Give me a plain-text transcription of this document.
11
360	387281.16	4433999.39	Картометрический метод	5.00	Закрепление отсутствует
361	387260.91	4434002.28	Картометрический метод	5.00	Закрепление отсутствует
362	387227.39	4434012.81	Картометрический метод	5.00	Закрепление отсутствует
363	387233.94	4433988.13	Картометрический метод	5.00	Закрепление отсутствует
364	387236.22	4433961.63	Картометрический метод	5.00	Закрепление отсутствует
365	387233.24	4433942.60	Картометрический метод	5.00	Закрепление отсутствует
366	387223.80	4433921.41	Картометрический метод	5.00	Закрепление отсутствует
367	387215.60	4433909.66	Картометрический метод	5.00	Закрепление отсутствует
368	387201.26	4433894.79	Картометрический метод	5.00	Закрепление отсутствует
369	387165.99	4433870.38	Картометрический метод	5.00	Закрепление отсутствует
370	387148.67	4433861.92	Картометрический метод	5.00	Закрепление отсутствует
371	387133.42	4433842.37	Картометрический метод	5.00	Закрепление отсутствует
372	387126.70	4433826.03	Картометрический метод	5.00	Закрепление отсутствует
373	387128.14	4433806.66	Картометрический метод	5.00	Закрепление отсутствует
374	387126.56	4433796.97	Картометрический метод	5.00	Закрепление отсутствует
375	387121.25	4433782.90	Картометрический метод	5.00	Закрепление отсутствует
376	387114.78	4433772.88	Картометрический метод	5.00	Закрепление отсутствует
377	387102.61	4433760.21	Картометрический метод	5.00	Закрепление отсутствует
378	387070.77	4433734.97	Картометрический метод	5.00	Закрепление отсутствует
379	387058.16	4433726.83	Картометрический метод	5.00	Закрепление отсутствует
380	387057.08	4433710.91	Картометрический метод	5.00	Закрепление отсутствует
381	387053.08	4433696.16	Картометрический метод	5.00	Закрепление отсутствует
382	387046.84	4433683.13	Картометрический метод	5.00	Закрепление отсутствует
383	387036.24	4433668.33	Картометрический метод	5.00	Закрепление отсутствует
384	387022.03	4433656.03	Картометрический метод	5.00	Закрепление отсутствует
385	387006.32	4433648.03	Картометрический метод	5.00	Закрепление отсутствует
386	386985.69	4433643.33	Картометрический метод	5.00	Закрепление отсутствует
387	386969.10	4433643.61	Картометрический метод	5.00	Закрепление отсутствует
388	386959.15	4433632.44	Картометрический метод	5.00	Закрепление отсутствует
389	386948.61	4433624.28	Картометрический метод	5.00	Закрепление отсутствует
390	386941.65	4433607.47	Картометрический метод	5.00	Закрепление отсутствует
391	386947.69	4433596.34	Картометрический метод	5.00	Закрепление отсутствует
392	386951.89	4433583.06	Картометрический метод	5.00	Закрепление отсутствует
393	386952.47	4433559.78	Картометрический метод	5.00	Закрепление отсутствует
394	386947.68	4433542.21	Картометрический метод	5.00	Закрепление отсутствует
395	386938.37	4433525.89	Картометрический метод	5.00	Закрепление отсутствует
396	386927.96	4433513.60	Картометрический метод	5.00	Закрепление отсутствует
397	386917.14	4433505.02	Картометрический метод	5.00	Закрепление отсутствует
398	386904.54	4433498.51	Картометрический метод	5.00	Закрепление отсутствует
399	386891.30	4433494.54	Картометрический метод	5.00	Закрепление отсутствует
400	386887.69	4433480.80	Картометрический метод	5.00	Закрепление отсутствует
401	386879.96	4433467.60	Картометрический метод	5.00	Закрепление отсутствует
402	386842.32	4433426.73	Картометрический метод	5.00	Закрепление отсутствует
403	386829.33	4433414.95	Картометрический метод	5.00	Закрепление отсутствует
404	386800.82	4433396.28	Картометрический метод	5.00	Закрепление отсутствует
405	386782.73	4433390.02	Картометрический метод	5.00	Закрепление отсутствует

## Task prompt
From the listing above, reproduce all the lines exactly.

## Solved problem
Give me a plain-text transcription of this document.
11
360	387281.16	4433999.39	Картометрический метод	5.00	Закрепление отсутствует
361	387260.91	4434002.28	Картометрический метод	5.00	Закрепление отсутствует
362	387227.39	4434012.81	Картометрический метод	5.00	Закрепление отсутствует
363	387233.94	4433988.13	Картометрический метод	5.00	Закрепление отсутствует
364	387236.22	4433961.63	Картометрический метод	5.00	Закрепление отсутствует
365	387233.24	4433942.60	Картометрический метод	5.00	Закрепление отсутствует
366	387223.80	4433921.41	Картометрический метод	5.00	Закрепление отсутствует
367	387215.60	4433909.66	Картометрический метод	5.00	Закрепление отсутствует
368	387201.26	4433894.79	Картометрический метод	5.00	Закрепление отсутствует
369	387165.99	4433870.38	Картометрический метод	5.00	Закрепление отсутствует
370	387148.67	4433861.92	Картометрический метод	5.00	Закрепление отсутствует
371	387133.42	4433842.37	Картометрический метод	5.00	Закрепление отсутствует
372	387126.70	4433826.03	Картометрический метод	5.00	Закрепление отсутствует
373	387128.14	4433806.66	Картометрический метод	5.00	Закрепление отсутствует
374	387126.56	4433796.97	Картометрический метод	5.00	Закрепление отсутствует
375	387121.25	4433782.90	Картометрический метод	5.00	Закрепление отсутствует
376	387114.78	4433772.88	Картометрический метод	5.00	Закрепление отсутствует
377	387102.61	4433760.21	Картометрический метод	5.00	Закрепление отсутствует
378	387070.77	4433734.97	Картометрический метод	5.00	Закрепление отсутствует
379	387058.16	4433726.83	Картометрический метод	5.00	Закрепление отсутствует
380	387057.08	4433710.91	Картометрический метод	5.00	Закрепление отсутствует
381	387053.08	4433696.16	Картометрический метод	5.00	Закрепление отсутствует
382	387046.84	4433683.13	Картометрический метод	5.00	Закрепление отсутствует
383	387036.24	4433668.33	Картометрический метод	5.00	Закрепление отсутствует
384	387022.03	4433656.03	Картометрический метод	5.00	Закрепление отсутствует
385	387006.32	4433648.03	Картометрический метод	5.00	Закрепление отсутствует
386	386985.69	4433643.33	Картометрический метод	5.00	Закрепление отсутствует
387	386969.10	4433643.61	Картометрический метод	5.00	Закрепление отсутствует
388	386959.15	4433632.44	Картометрический метод	5.00	Закрепление отсутствует
389	386948.61	4433624.28	Картометрический метод	5.00	Закрепление отсутствует
390	386941.65	4433607.47	Картометрический метод	5.00	Закрепление отсутствует
391	386947.69	4433596.34	Картометрический метод	5.00	Закрепление отсутствует
392	386951.89	4433583.06	Картометрический метод	5.00	Закрепление отсутствует
393	386952.47	4433559.78	Картометрический метод	5.00	Закрепление отсутствует
394	386947.68	4433542.21	Картометрический метод	5.00	Закрепление отсутствует
395	386938.37	4433525.89	Картометрический метод	5.00	Закрепление отсутствует
396	386927.96	4433513.60	Картометрический метод	5.00	Закрепление отсутствует
397	386917.14	4433505.02	Картометрический метод	5.00	Закрепление отсутствует
398	386904.54	4433498.51	Картометрический метод	5.00	Закрепление отсутствует
399	386891.30	4433494.54	Картометрический метод	5.00	Закрепление отсутствует
400	386887.69	4433480.80	Картометрический метод	5.00	Закрепление отсутствует
401	386879.96	4433467.60	Картометрический метод	5.00	Закрепление отсутствует
402	386842.32	4433426.73	Картометрический метод	5.00	Закрепление отсутствует
403	386829.33	4433414.95	Картометрический метод	5.00	Закрепление отсутствует
404	386800.82	4433396.28	Картометрический метод	5.00	Закрепление отсутствует
405	386782.73	4433390.02	Картометрический метод	5.00	Закрепление отсутствует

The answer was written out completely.